> Record set:
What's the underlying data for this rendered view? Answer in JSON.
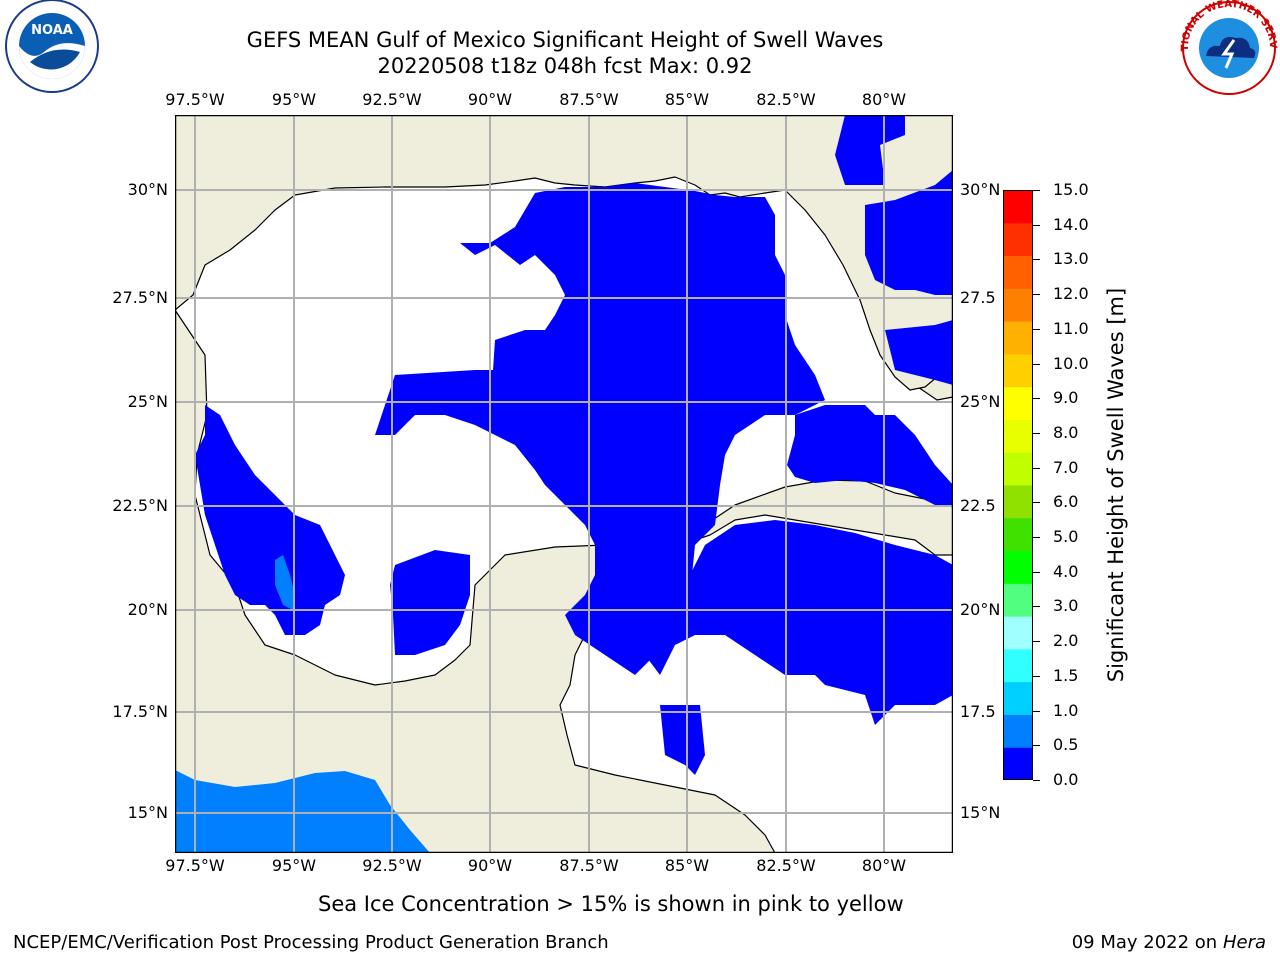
{
  "header": {
    "title_line1": "GEFS MEAN Gulf of Mexico Significant Height of Swell Waves",
    "title_line2": "20220508 t18z 048h fcst   Max: 0.92"
  },
  "logos": {
    "left": "NOAA",
    "right": "NATIONAL WEATHER SERVICE"
  },
  "map": {
    "lon_labels": [
      "97.5°W",
      "95°W",
      "92.5°W",
      "90°W",
      "87.5°W",
      "85°W",
      "82.5°W",
      "80°W"
    ],
    "lat_labels": [
      "30°N",
      "27.5°N",
      "25°N",
      "22.5°N",
      "20°N",
      "17.5°N",
      "15°N"
    ],
    "lat_labels_right": [
      "30°N",
      "27.5",
      "25°N",
      "22.5",
      "20°N",
      "17.5",
      "15°N"
    ],
    "extent": {
      "lon_min": -98,
      "lon_max": -78.2,
      "lat_min": 14,
      "lat_max": 31.8
    },
    "colors": {
      "land": "#efeedc",
      "water_zero": "#ffffff",
      "grid": "#b0b0b0"
    }
  },
  "colorbar": {
    "label": "Significant Height of Swell Waves [m]",
    "ticks": [
      "0.0",
      "0.5",
      "1.0",
      "1.5",
      "2.0",
      "3.0",
      "4.0",
      "5.0",
      "6.0",
      "7.0",
      "8.0",
      "9.0",
      "10.0",
      "11.0",
      "12.0",
      "13.0",
      "14.0",
      "15.0"
    ],
    "colors": [
      "#0000ff",
      "#0080ff",
      "#00d0ff",
      "#30ffff",
      "#a0ffff",
      "#50ff80",
      "#00ff00",
      "#40e000",
      "#90e000",
      "#c0ff00",
      "#e8ff00",
      "#ffff00",
      "#ffd000",
      "#ffb000",
      "#ff8000",
      "#ff6000",
      "#ff3000",
      "#ff0000"
    ]
  },
  "note": "Sea Ice Concentration > 15% is shown in pink to yellow",
  "footer": {
    "left": "NCEP/EMC/Verification Post Processing Product Generation Branch",
    "right_date": "09 May 2022 on",
    "right_host": "Hera"
  }
}
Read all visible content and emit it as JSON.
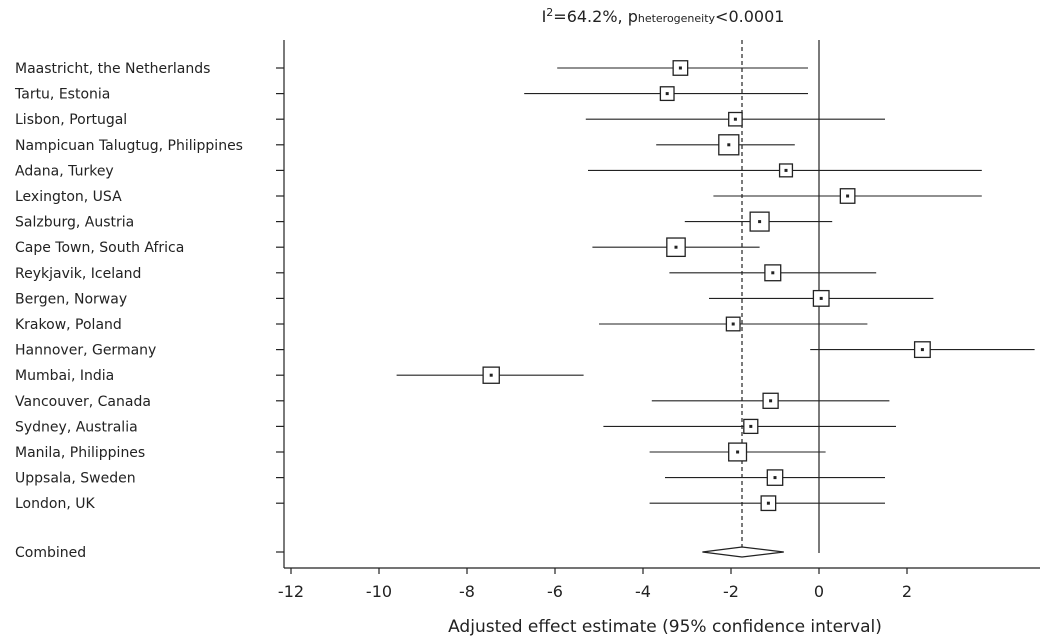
{
  "chart_data": {
    "type": "forest",
    "title": {
      "i2_prefix": "I",
      "i2_sup": "2",
      "i2_value": "=64.2%, ",
      "p_prefix": "p",
      "p_sub": "heterogeneity",
      "p_value": "<0.0001"
    },
    "xlabel": "Adjusted effect estimate (95% confidence interval)",
    "xlim": [
      -12.6,
      4.9
    ],
    "x_ticks": [
      -12,
      -10,
      -8,
      -6,
      -4,
      -2,
      0,
      2
    ],
    "pooled_estimate": -1.75,
    "studies": [
      {
        "label": "Maastricht, the Netherlands",
        "estimate": -3.15,
        "ci": [
          -5.95,
          -0.25
        ],
        "weight": 0.5
      },
      {
        "label": "Tartu, Estonia",
        "estimate": -3.45,
        "ci": [
          -6.7,
          -0.25
        ],
        "weight": 0.42
      },
      {
        "label": "Lisbon, Portugal",
        "estimate": -1.9,
        "ci": [
          -5.3,
          1.5
        ],
        "weight": 0.4
      },
      {
        "label": "Nampicuan Talugtug, Philippines",
        "estimate": -2.05,
        "ci": [
          -3.7,
          -0.55
        ],
        "weight": 1.0
      },
      {
        "label": "Adana, Turkey",
        "estimate": -0.75,
        "ci": [
          -5.25,
          3.7
        ],
        "weight": 0.35
      },
      {
        "label": "Lexington, USA",
        "estimate": 0.65,
        "ci": [
          -2.4,
          3.7
        ],
        "weight": 0.5
      },
      {
        "label": "Salzburg, Austria",
        "estimate": -1.35,
        "ci": [
          -3.05,
          0.3
        ],
        "weight": 0.9
      },
      {
        "label": "Cape Town, South Africa",
        "estimate": -3.25,
        "ci": [
          -5.15,
          -1.35
        ],
        "weight": 0.85
      },
      {
        "label": "Reykjavik, Iceland",
        "estimate": -1.05,
        "ci": [
          -3.4,
          1.3
        ],
        "weight": 0.62
      },
      {
        "label": "Bergen, Norway",
        "estimate": 0.05,
        "ci": [
          -2.5,
          2.6
        ],
        "weight": 0.6
      },
      {
        "label": "Krakow, Poland",
        "estimate": -1.95,
        "ci": [
          -5.0,
          1.1
        ],
        "weight": 0.42
      },
      {
        "label": "Hannover, Germany",
        "estimate": 2.35,
        "ci": [
          -0.2,
          4.9
        ],
        "weight": 0.6
      },
      {
        "label": "Mumbai, India",
        "estimate": -7.45,
        "ci": [
          -9.6,
          -5.35
        ],
        "weight": 0.65
      },
      {
        "label": "Vancouver, Canada",
        "estimate": -1.1,
        "ci": [
          -3.8,
          1.6
        ],
        "weight": 0.55
      },
      {
        "label": "Sydney, Australia",
        "estimate": -1.55,
        "ci": [
          -4.9,
          1.75
        ],
        "weight": 0.45
      },
      {
        "label": "Manila, Philippines",
        "estimate": -1.85,
        "ci": [
          -3.85,
          0.15
        ],
        "weight": 0.8
      },
      {
        "label": "Uppsala, Sweden",
        "estimate": -1.0,
        "ci": [
          -3.5,
          1.5
        ],
        "weight": 0.58
      },
      {
        "label": "London, UK",
        "estimate": -1.15,
        "ci": [
          -3.85,
          1.5
        ],
        "weight": 0.5
      }
    ],
    "combined": {
      "label": "Combined",
      "estimate": -1.75,
      "ci": [
        -2.65,
        -0.8
      ]
    }
  }
}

> Exercise goal: Quote in full the listing given above; the images are to be left out.

> Correct response:
What's the underlying data for this rendered view? Answer in JSON.
{
  "header": {
    "title_line1": "GEFS MEAN Gulf of Mexico Significant Height of Swell Waves",
    "title_line2": "20220508 t18z 048h fcst   Max: 0.92"
  },
  "logos": {
    "left": "NOAA",
    "right": "NATIONAL WEATHER SERVICE"
  },
  "map": {
    "lon_labels": [
      "97.5°W",
      "95°W",
      "92.5°W",
      "90°W",
      "87.5°W",
      "85°W",
      "82.5°W",
      "80°W"
    ],
    "lat_labels": [
      "30°N",
      "27.5°N",
      "25°N",
      "22.5°N",
      "20°N",
      "17.5°N",
      "15°N"
    ],
    "lat_labels_right": [
      "30°N",
      "27.5",
      "25°N",
      "22.5",
      "20°N",
      "17.5",
      "15°N"
    ],
    "extent": {
      "lon_min": -98,
      "lon_max": -78.2,
      "lat_min": 14,
      "lat_max": 31.8
    },
    "colors": {
      "land": "#efeedc",
      "water_zero": "#ffffff",
      "grid": "#b0b0b0"
    }
  },
  "colorbar": {
    "label": "Significant Height of Swell Waves [m]",
    "ticks": [
      "0.0",
      "0.5",
      "1.0",
      "1.5",
      "2.0",
      "3.0",
      "4.0",
      "5.0",
      "6.0",
      "7.0",
      "8.0",
      "9.0",
      "10.0",
      "11.0",
      "12.0",
      "13.0",
      "14.0",
      "15.0"
    ],
    "colors": [
      "#0000ff",
      "#0080ff",
      "#00d0ff",
      "#30ffff",
      "#a0ffff",
      "#50ff80",
      "#00ff00",
      "#40e000",
      "#90e000",
      "#c0ff00",
      "#e8ff00",
      "#ffff00",
      "#ffd000",
      "#ffb000",
      "#ff8000",
      "#ff6000",
      "#ff3000",
      "#ff0000"
    ]
  },
  "note": "Sea Ice Concentration > 15% is shown in pink to yellow",
  "footer": {
    "left": "NCEP/EMC/Verification Post Processing Product Generation Branch",
    "right_date": "09 May 2022 on",
    "right_host": "Hera"
  }
}
Read all visible content and emit it as JSON.
{
  "chart_data": {
    "type": "forest",
    "title": {
      "i2_prefix": "I",
      "i2_sup": "2",
      "i2_value": "=64.2%, ",
      "p_prefix": "p",
      "p_sub": "heterogeneity",
      "p_value": "<0.0001"
    },
    "xlabel": "Adjusted effect estimate (95% confidence interval)",
    "xlim": [
      -12.6,
      4.9
    ],
    "x_ticks": [
      -12,
      -10,
      -8,
      -6,
      -4,
      -2,
      0,
      2
    ],
    "pooled_estimate": -1.75,
    "studies": [
      {
        "label": "Maastricht, the Netherlands",
        "estimate": -3.15,
        "ci": [
          -5.95,
          -0.25
        ],
        "weight": 0.5
      },
      {
        "label": "Tartu, Estonia",
        "estimate": -3.45,
        "ci": [
          -6.7,
          -0.25
        ],
        "weight": 0.42
      },
      {
        "label": "Lisbon, Portugal",
        "estimate": -1.9,
        "ci": [
          -5.3,
          1.5
        ],
        "weight": 0.4
      },
      {
        "label": "Nampicuan Talugtug, Philippines",
        "estimate": -2.05,
        "ci": [
          -3.7,
          -0.55
        ],
        "weight": 1.0
      },
      {
        "label": "Adana, Turkey",
        "estimate": -0.75,
        "ci": [
          -5.25,
          3.7
        ],
        "weight": 0.35
      },
      {
        "label": "Lexington, USA",
        "estimate": 0.65,
        "ci": [
          -2.4,
          3.7
        ],
        "weight": 0.5
      },
      {
        "label": "Salzburg, Austria",
        "estimate": -1.35,
        "ci": [
          -3.05,
          0.3
        ],
        "weight": 0.9
      },
      {
        "label": "Cape Town, South Africa",
        "estimate": -3.25,
        "ci": [
          -5.15,
          -1.35
        ],
        "weight": 0.85
      },
      {
        "label": "Reykjavik, Iceland",
        "estimate": -1.05,
        "ci": [
          -3.4,
          1.3
        ],
        "weight": 0.62
      },
      {
        "label": "Bergen, Norway",
        "estimate": 0.05,
        "ci": [
          -2.5,
          2.6
        ],
        "weight": 0.6
      },
      {
        "label": "Krakow, Poland",
        "estimate": -1.95,
        "ci": [
          -5.0,
          1.1
        ],
        "weight": 0.42
      },
      {
        "label": "Hannover, Germany",
        "estimate": 2.35,
        "ci": [
          -0.2,
          4.9
        ],
        "weight": 0.6
      },
      {
        "label": "Mumbai, India",
        "estimate": -7.45,
        "ci": [
          -9.6,
          -5.35
        ],
        "weight": 0.65
      },
      {
        "label": "Vancouver, Canada",
        "estimate": -1.1,
        "ci": [
          -3.8,
          1.6
        ],
        "weight": 0.55
      },
      {
        "label": "Sydney, Australia",
        "estimate": -1.55,
        "ci": [
          -4.9,
          1.75
        ],
        "weight": 0.45
      },
      {
        "label": "Manila, Philippines",
        "estimate": -1.85,
        "ci": [
          -3.85,
          0.15
        ],
        "weight": 0.8
      },
      {
        "label": "Uppsala, Sweden",
        "estimate": -1.0,
        "ci": [
          -3.5,
          1.5
        ],
        "weight": 0.58
      },
      {
        "label": "London, UK",
        "estimate": -1.15,
        "ci": [
          -3.85,
          1.5
        ],
        "weight": 0.5
      }
    ],
    "combined": {
      "label": "Combined",
      "estimate": -1.75,
      "ci": [
        -2.65,
        -0.8
      ]
    }
  }
}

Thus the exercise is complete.